STATED TASK => Reproduce the whole listing below word for word, omitting the pictures.

[Dataset listing]
---------------

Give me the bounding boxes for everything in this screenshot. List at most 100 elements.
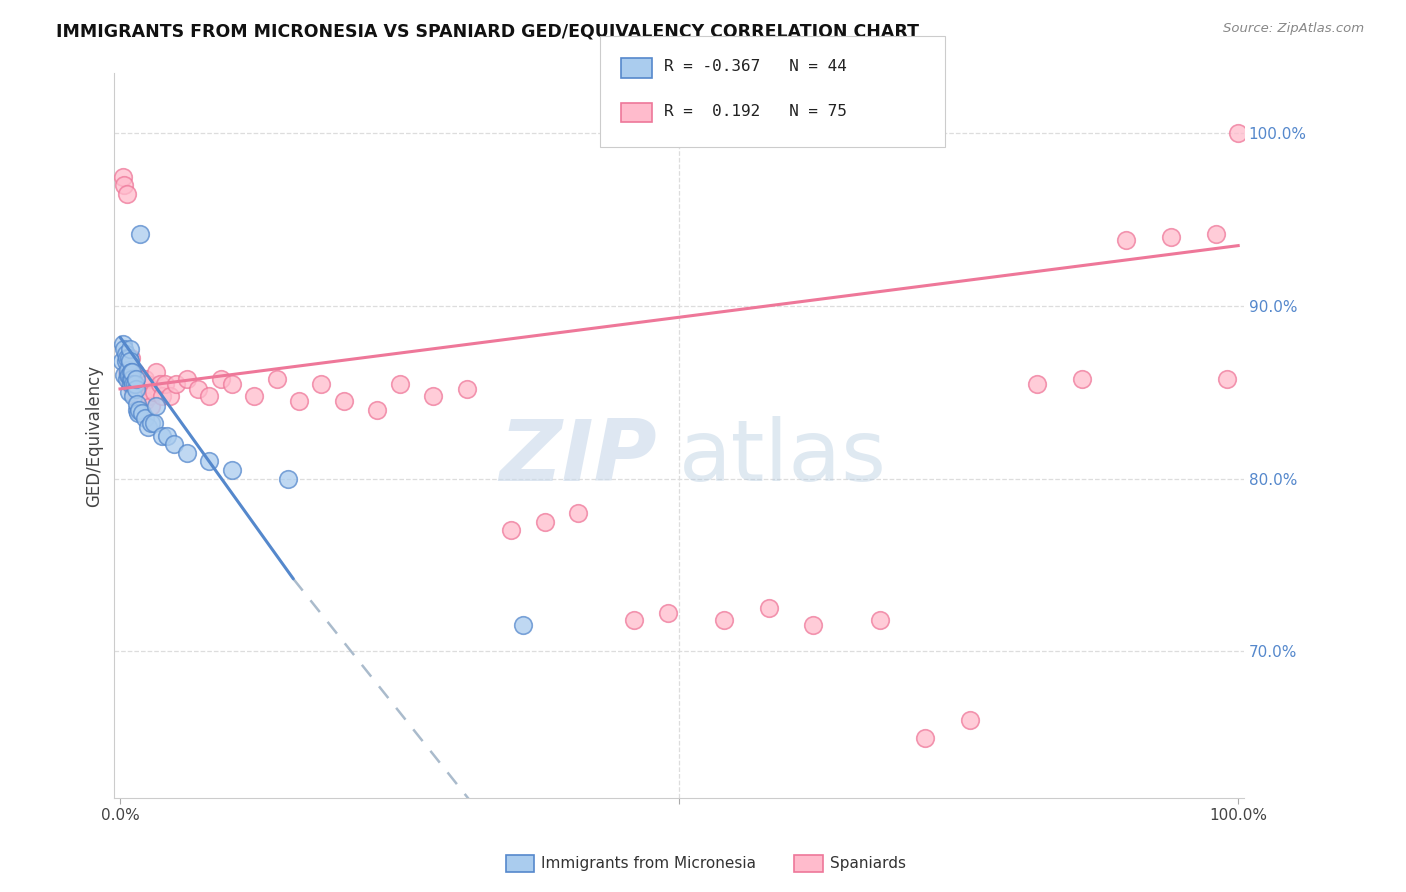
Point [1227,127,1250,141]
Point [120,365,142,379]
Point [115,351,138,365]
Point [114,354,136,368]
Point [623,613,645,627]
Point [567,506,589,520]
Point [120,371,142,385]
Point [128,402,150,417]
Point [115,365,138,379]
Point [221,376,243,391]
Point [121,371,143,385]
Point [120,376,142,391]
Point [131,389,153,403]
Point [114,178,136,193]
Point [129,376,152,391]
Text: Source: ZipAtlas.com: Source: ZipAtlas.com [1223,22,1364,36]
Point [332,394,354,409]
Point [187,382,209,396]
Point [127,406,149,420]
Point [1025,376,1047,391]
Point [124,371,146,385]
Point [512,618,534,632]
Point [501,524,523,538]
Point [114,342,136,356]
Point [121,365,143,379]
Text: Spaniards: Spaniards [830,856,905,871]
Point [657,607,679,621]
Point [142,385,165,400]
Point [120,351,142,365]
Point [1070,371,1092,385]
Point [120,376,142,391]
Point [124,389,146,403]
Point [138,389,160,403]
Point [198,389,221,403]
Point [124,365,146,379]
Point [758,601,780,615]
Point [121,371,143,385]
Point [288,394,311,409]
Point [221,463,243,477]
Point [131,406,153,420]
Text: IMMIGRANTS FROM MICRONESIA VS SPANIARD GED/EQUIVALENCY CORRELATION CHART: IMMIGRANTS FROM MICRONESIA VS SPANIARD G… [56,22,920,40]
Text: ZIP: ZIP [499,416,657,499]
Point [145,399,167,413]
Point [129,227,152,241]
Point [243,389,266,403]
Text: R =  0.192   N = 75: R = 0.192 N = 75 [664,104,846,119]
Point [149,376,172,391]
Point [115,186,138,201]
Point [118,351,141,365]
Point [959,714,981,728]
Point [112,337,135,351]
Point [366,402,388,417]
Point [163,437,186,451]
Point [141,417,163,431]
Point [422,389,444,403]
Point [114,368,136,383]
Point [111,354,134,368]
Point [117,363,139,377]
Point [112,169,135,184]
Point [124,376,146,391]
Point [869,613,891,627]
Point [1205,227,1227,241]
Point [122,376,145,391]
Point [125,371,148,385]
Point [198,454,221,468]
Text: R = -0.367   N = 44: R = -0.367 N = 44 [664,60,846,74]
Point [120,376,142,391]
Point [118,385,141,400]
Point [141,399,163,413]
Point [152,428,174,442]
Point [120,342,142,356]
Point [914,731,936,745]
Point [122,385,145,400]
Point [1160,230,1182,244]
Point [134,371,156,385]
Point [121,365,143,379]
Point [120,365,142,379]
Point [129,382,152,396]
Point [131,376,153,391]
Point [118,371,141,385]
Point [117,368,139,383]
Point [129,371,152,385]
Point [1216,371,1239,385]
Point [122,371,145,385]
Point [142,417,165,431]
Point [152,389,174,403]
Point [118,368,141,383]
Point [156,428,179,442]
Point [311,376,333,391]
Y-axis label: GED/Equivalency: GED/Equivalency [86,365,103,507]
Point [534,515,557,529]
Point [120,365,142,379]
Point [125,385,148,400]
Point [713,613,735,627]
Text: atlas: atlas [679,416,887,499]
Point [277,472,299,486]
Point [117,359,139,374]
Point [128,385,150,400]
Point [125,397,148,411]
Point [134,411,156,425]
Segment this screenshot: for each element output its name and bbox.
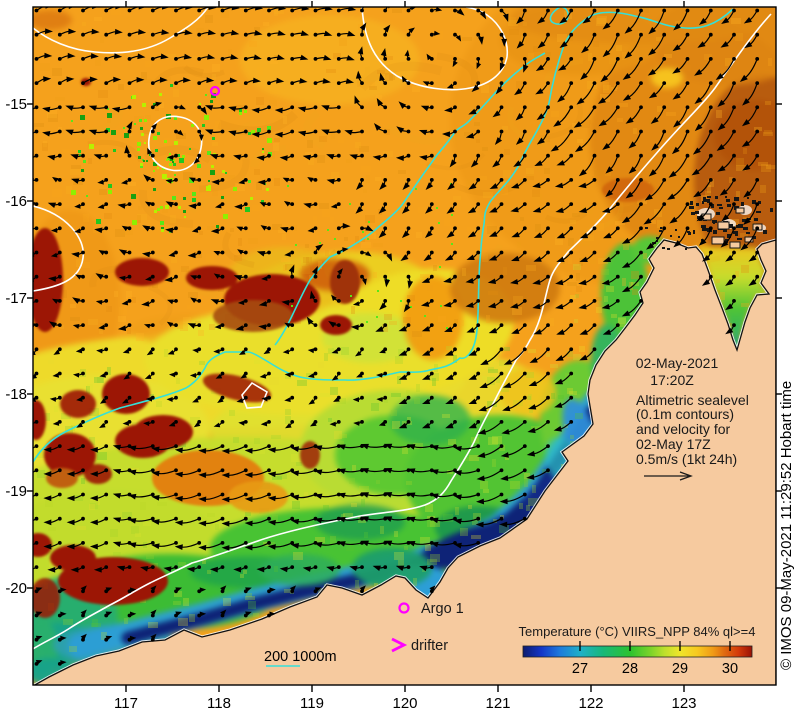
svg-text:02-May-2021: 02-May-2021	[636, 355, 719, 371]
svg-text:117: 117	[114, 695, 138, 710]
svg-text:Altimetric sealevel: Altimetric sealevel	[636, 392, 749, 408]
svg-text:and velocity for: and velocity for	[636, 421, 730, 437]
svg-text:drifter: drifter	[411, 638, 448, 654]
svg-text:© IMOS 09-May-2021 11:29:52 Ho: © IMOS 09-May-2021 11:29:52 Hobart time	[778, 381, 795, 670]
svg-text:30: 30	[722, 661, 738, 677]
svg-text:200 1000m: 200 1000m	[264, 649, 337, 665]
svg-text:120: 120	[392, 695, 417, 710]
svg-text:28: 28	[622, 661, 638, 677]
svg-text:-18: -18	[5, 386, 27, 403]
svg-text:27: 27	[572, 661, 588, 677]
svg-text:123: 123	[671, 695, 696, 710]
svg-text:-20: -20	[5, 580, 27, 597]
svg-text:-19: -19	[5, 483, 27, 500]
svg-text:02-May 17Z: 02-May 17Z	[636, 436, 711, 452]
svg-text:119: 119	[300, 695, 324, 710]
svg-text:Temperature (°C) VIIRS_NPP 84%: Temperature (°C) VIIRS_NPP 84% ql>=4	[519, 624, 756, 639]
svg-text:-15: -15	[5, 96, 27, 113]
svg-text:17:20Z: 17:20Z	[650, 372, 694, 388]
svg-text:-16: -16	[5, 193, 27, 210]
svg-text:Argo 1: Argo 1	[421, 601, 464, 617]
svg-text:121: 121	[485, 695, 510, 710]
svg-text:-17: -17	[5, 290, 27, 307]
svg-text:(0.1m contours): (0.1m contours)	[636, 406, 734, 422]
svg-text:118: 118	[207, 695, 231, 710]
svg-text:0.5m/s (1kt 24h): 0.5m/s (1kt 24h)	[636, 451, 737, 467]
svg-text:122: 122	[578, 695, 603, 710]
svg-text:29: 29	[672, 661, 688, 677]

---------------

COMPLETE RESPONSE =>
Give me the bounding boxes for everything in this screenshot. List at most 100 elements.
Point [1227,127,1250,141]
Point [120,365,142,379]
Point [115,351,138,365]
Point [114,354,136,368]
Point [623,613,645,627]
Point [567,506,589,520]
Point [120,371,142,385]
Point [128,402,150,417]
Point [115,365,138,379]
Point [221,376,243,391]
Point [121,371,143,385]
Point [120,376,142,391]
Point [131,389,153,403]
Point [114,178,136,193]
Point [129,376,152,391]
Text: Source: ZipAtlas.com: Source: ZipAtlas.com [1223,22,1364,36]
Point [332,394,354,409]
Point [187,382,209,396]
Point [127,406,149,420]
Point [1025,376,1047,391]
Point [124,371,146,385]
Point [512,618,534,632]
Point [501,524,523,538]
Point [114,342,136,356]
Point [121,365,143,379]
Text: Spaniards: Spaniards [830,856,905,871]
Point [657,607,679,621]
Point [142,385,165,400]
Point [120,351,142,365]
Point [1070,371,1092,385]
Point [120,376,142,391]
Point [124,389,146,403]
Point [138,389,160,403]
Point [198,389,221,403]
Point [124,365,146,379]
Point [758,601,780,615]
Point [121,371,143,385]
Point [288,394,311,409]
Point [221,463,243,477]
Point [131,406,153,420]
Text: IMMIGRANTS FROM MICRONESIA VS SPANIARD GED/EQUIVALENCY CORRELATION CHART: IMMIGRANTS FROM MICRONESIA VS SPANIARD G… [56,22,920,40]
Text: ZIP: ZIP [499,416,657,499]
Point [145,399,167,413]
Point [129,227,152,241]
Point [243,389,266,403]
Text: R =  0.192   N = 75: R = 0.192 N = 75 [664,104,846,119]
Point [149,376,172,391]
Point [115,186,138,201]
Point [118,351,141,365]
Point [959,714,981,728]
Point [112,337,135,351]
Point [366,402,388,417]
Point [163,437,186,451]
Point [141,417,163,431]
Point [422,389,444,403]
Point [114,368,136,383]
Point [111,354,134,368]
Point [117,363,139,377]
Point [112,169,135,184]
Point [124,376,146,391]
Point [869,613,891,627]
Point [1205,227,1227,241]
Point [122,376,145,391]
Point [125,371,148,385]
Point [198,454,221,468]
Text: R = -0.367   N = 44: R = -0.367 N = 44 [664,60,846,74]
Point [120,376,142,391]
Point [118,385,141,400]
Point [141,399,163,413]
Point [152,428,174,442]
Point [120,342,142,356]
Point [914,731,936,745]
Point [122,385,145,400]
Point [1160,230,1182,244]
Point [134,371,156,385]
Point [121,365,143,379]
Point [120,365,142,379]
Point [129,382,152,396]
Point [131,376,153,391]
Point [118,371,141,385]
Point [117,368,139,383]
Point [129,371,152,385]
Point [1216,371,1239,385]
Point [122,371,145,385]
Point [142,417,165,431]
Point [152,389,174,403]
Point [118,368,141,383]
Point [156,428,179,442]
Point [311,376,333,391]
Y-axis label: GED/Equivalency: GED/Equivalency [86,365,103,507]
Point [534,515,557,529]
Point [120,365,142,379]
Point [125,385,148,400]
Point [713,613,735,627]
Text: atlas: atlas [679,416,887,499]
Point [277,472,299,486]
Point [117,359,139,374]
Point [128,385,150,400]
Point [125,397,148,411]
Point [134,411,156,425]
Segment this screenshot: for each element output its name and bbox.
svg-text:02-May-2021: 02-May-2021	[636, 355, 719, 371]
svg-text:117: 117	[114, 695, 138, 710]
svg-text:Altimetric sealevel: Altimetric sealevel	[636, 392, 749, 408]
svg-text:and velocity for: and velocity for	[636, 421, 730, 437]
svg-text:drifter: drifter	[411, 638, 448, 654]
svg-text:© IMOS 09-May-2021 11:29:52 Ho: © IMOS 09-May-2021 11:29:52 Hobart time	[778, 381, 795, 670]
svg-text:30: 30	[722, 661, 738, 677]
svg-text:200 1000m: 200 1000m	[264, 649, 337, 665]
svg-text:120: 120	[392, 695, 417, 710]
svg-text:28: 28	[622, 661, 638, 677]
svg-text:-18: -18	[5, 386, 27, 403]
svg-text:27: 27	[572, 661, 588, 677]
svg-text:123: 123	[671, 695, 696, 710]
svg-text:-20: -20	[5, 580, 27, 597]
svg-text:-19: -19	[5, 483, 27, 500]
svg-text:02-May 17Z: 02-May 17Z	[636, 436, 711, 452]
svg-text:119: 119	[300, 695, 324, 710]
svg-text:Temperature (°C) VIIRS_NPP 84%: Temperature (°C) VIIRS_NPP 84% ql>=4	[519, 624, 756, 639]
svg-text:-15: -15	[5, 96, 27, 113]
svg-text:17:20Z: 17:20Z	[650, 372, 694, 388]
svg-text:-16: -16	[5, 193, 27, 210]
svg-text:Argo 1: Argo 1	[421, 601, 464, 617]
svg-text:121: 121	[485, 695, 510, 710]
svg-text:-17: -17	[5, 290, 27, 307]
svg-text:(0.1m contours): (0.1m contours)	[636, 406, 734, 422]
svg-text:118: 118	[207, 695, 231, 710]
svg-text:0.5m/s (1kt 24h): 0.5m/s (1kt 24h)	[636, 451, 737, 467]
svg-text:122: 122	[578, 695, 603, 710]
svg-text:29: 29	[672, 661, 688, 677]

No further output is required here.